-- Begin --

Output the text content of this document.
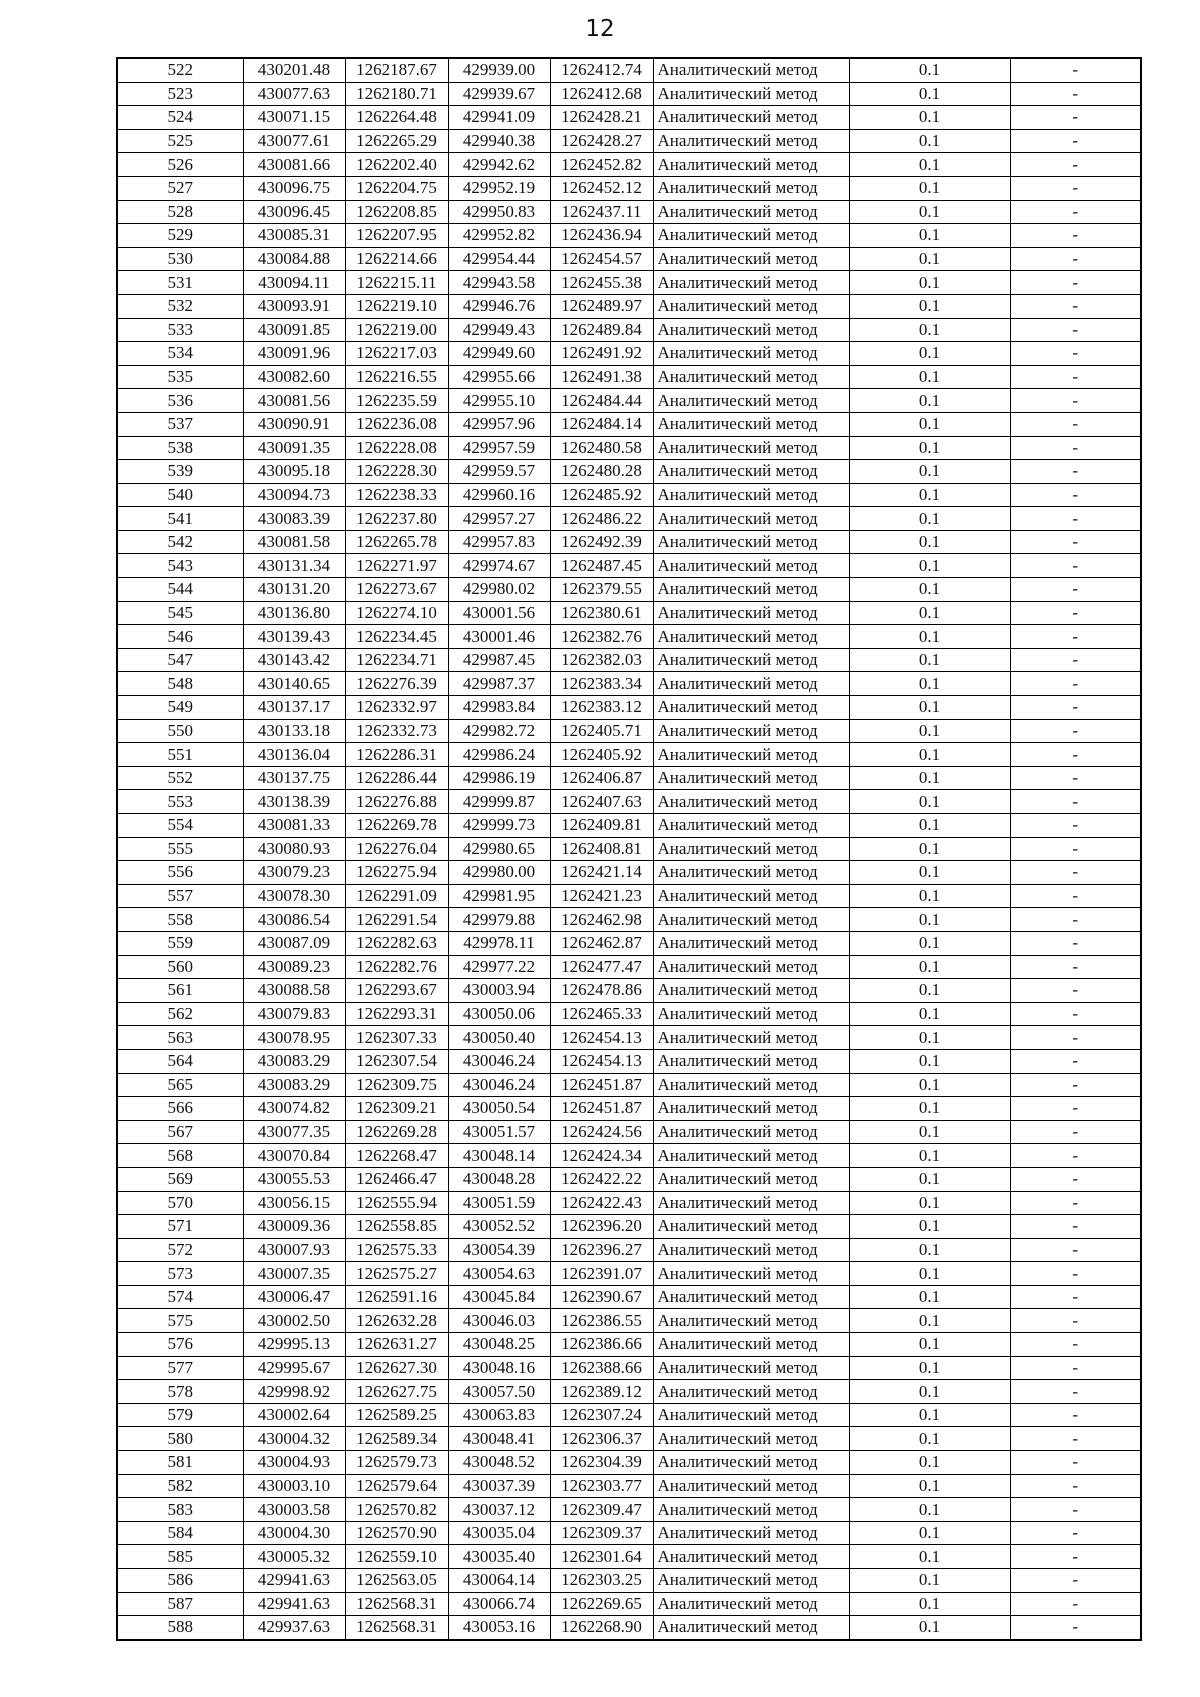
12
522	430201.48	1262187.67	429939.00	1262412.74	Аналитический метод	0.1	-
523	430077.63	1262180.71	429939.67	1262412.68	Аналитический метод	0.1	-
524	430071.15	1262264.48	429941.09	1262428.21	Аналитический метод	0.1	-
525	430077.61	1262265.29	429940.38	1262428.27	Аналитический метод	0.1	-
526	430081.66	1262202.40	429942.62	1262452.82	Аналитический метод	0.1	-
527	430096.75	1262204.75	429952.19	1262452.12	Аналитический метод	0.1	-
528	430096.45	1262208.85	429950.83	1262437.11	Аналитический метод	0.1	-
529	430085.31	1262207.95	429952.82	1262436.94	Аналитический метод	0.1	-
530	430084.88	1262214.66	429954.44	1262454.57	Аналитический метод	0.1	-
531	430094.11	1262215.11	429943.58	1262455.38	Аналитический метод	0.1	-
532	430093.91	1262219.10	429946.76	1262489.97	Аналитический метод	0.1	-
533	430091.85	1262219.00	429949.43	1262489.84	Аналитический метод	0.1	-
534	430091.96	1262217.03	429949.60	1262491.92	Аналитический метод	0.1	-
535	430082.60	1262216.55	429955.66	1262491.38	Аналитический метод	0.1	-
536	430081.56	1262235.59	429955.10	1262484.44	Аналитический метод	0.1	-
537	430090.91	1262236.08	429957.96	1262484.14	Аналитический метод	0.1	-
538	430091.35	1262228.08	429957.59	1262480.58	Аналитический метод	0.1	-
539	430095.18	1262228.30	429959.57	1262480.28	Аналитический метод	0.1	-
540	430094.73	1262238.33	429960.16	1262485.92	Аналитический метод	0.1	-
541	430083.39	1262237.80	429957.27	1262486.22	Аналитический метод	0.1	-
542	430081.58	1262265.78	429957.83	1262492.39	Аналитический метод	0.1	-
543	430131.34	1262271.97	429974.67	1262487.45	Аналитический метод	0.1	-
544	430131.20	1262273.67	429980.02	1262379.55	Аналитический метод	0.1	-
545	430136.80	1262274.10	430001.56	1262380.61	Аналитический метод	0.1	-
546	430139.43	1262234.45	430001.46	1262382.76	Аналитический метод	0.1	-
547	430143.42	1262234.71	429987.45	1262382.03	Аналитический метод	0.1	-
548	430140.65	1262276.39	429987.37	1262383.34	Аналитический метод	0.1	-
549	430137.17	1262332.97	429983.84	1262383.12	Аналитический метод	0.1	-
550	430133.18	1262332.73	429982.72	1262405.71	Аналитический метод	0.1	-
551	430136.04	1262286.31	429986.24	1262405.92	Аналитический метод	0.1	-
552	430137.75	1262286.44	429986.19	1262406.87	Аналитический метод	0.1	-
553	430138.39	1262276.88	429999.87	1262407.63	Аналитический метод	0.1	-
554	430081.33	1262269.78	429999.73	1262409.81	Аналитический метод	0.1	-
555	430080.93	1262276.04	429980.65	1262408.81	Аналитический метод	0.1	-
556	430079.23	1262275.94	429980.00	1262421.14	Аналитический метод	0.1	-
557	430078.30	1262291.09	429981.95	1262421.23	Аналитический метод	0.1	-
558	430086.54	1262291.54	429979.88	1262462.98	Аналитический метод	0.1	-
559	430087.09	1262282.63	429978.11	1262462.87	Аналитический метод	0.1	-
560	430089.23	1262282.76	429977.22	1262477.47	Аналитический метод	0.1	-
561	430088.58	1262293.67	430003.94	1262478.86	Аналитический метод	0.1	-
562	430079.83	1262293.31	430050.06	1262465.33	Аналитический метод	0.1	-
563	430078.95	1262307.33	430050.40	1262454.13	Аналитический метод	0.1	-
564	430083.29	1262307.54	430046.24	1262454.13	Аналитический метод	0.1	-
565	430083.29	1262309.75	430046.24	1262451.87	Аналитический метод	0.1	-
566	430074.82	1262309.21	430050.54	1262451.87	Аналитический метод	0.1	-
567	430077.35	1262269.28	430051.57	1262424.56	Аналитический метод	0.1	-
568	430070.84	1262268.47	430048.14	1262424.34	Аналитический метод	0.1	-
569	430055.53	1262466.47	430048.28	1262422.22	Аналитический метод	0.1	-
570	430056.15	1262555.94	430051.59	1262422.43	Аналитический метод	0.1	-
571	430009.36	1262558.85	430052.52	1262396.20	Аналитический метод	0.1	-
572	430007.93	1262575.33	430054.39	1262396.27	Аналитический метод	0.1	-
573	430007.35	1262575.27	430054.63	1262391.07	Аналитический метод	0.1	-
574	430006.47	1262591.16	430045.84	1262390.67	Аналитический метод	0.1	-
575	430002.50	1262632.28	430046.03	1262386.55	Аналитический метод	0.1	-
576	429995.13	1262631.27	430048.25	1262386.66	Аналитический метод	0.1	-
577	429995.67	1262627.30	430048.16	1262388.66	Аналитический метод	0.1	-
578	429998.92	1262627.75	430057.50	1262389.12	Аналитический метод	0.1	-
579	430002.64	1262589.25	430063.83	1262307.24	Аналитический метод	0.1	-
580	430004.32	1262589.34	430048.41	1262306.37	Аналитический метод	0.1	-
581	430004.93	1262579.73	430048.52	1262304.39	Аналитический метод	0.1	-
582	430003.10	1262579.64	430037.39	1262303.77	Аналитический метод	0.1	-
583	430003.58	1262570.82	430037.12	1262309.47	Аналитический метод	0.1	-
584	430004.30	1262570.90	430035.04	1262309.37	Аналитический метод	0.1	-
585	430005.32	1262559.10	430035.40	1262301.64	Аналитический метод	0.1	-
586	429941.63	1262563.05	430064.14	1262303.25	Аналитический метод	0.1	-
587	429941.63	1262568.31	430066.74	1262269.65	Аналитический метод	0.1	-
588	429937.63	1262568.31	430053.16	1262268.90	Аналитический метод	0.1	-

-- End --

PROBLEM REQUIREMENTS = Your task is to set down the records shown above exactly, minus any pictures.

TASK OUTPUT =
Output the text content of this document.
12
522	430201.48	1262187.67	429939.00	1262412.74	Аналитический метод	0.1	-
523	430077.63	1262180.71	429939.67	1262412.68	Аналитический метод	0.1	-
524	430071.15	1262264.48	429941.09	1262428.21	Аналитический метод	0.1	-
525	430077.61	1262265.29	429940.38	1262428.27	Аналитический метод	0.1	-
526	430081.66	1262202.40	429942.62	1262452.82	Аналитический метод	0.1	-
527	430096.75	1262204.75	429952.19	1262452.12	Аналитический метод	0.1	-
528	430096.45	1262208.85	429950.83	1262437.11	Аналитический метод	0.1	-
529	430085.31	1262207.95	429952.82	1262436.94	Аналитический метод	0.1	-
530	430084.88	1262214.66	429954.44	1262454.57	Аналитический метод	0.1	-
531	430094.11	1262215.11	429943.58	1262455.38	Аналитический метод	0.1	-
532	430093.91	1262219.10	429946.76	1262489.97	Аналитический метод	0.1	-
533	430091.85	1262219.00	429949.43	1262489.84	Аналитический метод	0.1	-
534	430091.96	1262217.03	429949.60	1262491.92	Аналитический метод	0.1	-
535	430082.60	1262216.55	429955.66	1262491.38	Аналитический метод	0.1	-
536	430081.56	1262235.59	429955.10	1262484.44	Аналитический метод	0.1	-
537	430090.91	1262236.08	429957.96	1262484.14	Аналитический метод	0.1	-
538	430091.35	1262228.08	429957.59	1262480.58	Аналитический метод	0.1	-
539	430095.18	1262228.30	429959.57	1262480.28	Аналитический метод	0.1	-
540	430094.73	1262238.33	429960.16	1262485.92	Аналитический метод	0.1	-
541	430083.39	1262237.80	429957.27	1262486.22	Аналитический метод	0.1	-
542	430081.58	1262265.78	429957.83	1262492.39	Аналитический метод	0.1	-
543	430131.34	1262271.97	429974.67	1262487.45	Аналитический метод	0.1	-
544	430131.20	1262273.67	429980.02	1262379.55	Аналитический метод	0.1	-
545	430136.80	1262274.10	430001.56	1262380.61	Аналитический метод	0.1	-
546	430139.43	1262234.45	430001.46	1262382.76	Аналитический метод	0.1	-
547	430143.42	1262234.71	429987.45	1262382.03	Аналитический метод	0.1	-
548	430140.65	1262276.39	429987.37	1262383.34	Аналитический метод	0.1	-
549	430137.17	1262332.97	429983.84	1262383.12	Аналитический метод	0.1	-
550	430133.18	1262332.73	429982.72	1262405.71	Аналитический метод	0.1	-
551	430136.04	1262286.31	429986.24	1262405.92	Аналитический метод	0.1	-
552	430137.75	1262286.44	429986.19	1262406.87	Аналитический метод	0.1	-
553	430138.39	1262276.88	429999.87	1262407.63	Аналитический метод	0.1	-
554	430081.33	1262269.78	429999.73	1262409.81	Аналитический метод	0.1	-
555	430080.93	1262276.04	429980.65	1262408.81	Аналитический метод	0.1	-
556	430079.23	1262275.94	429980.00	1262421.14	Аналитический метод	0.1	-
557	430078.30	1262291.09	429981.95	1262421.23	Аналитический метод	0.1	-
558	430086.54	1262291.54	429979.88	1262462.98	Аналитический метод	0.1	-
559	430087.09	1262282.63	429978.11	1262462.87	Аналитический метод	0.1	-
560	430089.23	1262282.76	429977.22	1262477.47	Аналитический метод	0.1	-
561	430088.58	1262293.67	430003.94	1262478.86	Аналитический метод	0.1	-
562	430079.83	1262293.31	430050.06	1262465.33	Аналитический метод	0.1	-
563	430078.95	1262307.33	430050.40	1262454.13	Аналитический метод	0.1	-
564	430083.29	1262307.54	430046.24	1262454.13	Аналитический метод	0.1	-
565	430083.29	1262309.75	430046.24	1262451.87	Аналитический метод	0.1	-
566	430074.82	1262309.21	430050.54	1262451.87	Аналитический метод	0.1	-
567	430077.35	1262269.28	430051.57	1262424.56	Аналитический метод	0.1	-
568	430070.84	1262268.47	430048.14	1262424.34	Аналитический метод	0.1	-
569	430055.53	1262466.47	430048.28	1262422.22	Аналитический метод	0.1	-
570	430056.15	1262555.94	430051.59	1262422.43	Аналитический метод	0.1	-
571	430009.36	1262558.85	430052.52	1262396.20	Аналитический метод	0.1	-
572	430007.93	1262575.33	430054.39	1262396.27	Аналитический метод	0.1	-
573	430007.35	1262575.27	430054.63	1262391.07	Аналитический метод	0.1	-
574	430006.47	1262591.16	430045.84	1262390.67	Аналитический метод	0.1	-
575	430002.50	1262632.28	430046.03	1262386.55	Аналитический метод	0.1	-
576	429995.13	1262631.27	430048.25	1262386.66	Аналитический метод	0.1	-
577	429995.67	1262627.30	430048.16	1262388.66	Аналитический метод	0.1	-
578	429998.92	1262627.75	430057.50	1262389.12	Аналитический метод	0.1	-
579	430002.64	1262589.25	430063.83	1262307.24	Аналитический метод	0.1	-
580	430004.32	1262589.34	430048.41	1262306.37	Аналитический метод	0.1	-
581	430004.93	1262579.73	430048.52	1262304.39	Аналитический метод	0.1	-
582	430003.10	1262579.64	430037.39	1262303.77	Аналитический метод	0.1	-
583	430003.58	1262570.82	430037.12	1262309.47	Аналитический метод	0.1	-
584	430004.30	1262570.90	430035.04	1262309.37	Аналитический метод	0.1	-
585	430005.32	1262559.10	430035.40	1262301.64	Аналитический метод	0.1	-
586	429941.63	1262563.05	430064.14	1262303.25	Аналитический метод	0.1	-
587	429941.63	1262568.31	430066.74	1262269.65	Аналитический метод	0.1	-
588	429937.63	1262568.31	430053.16	1262268.90	Аналитический метод	0.1	-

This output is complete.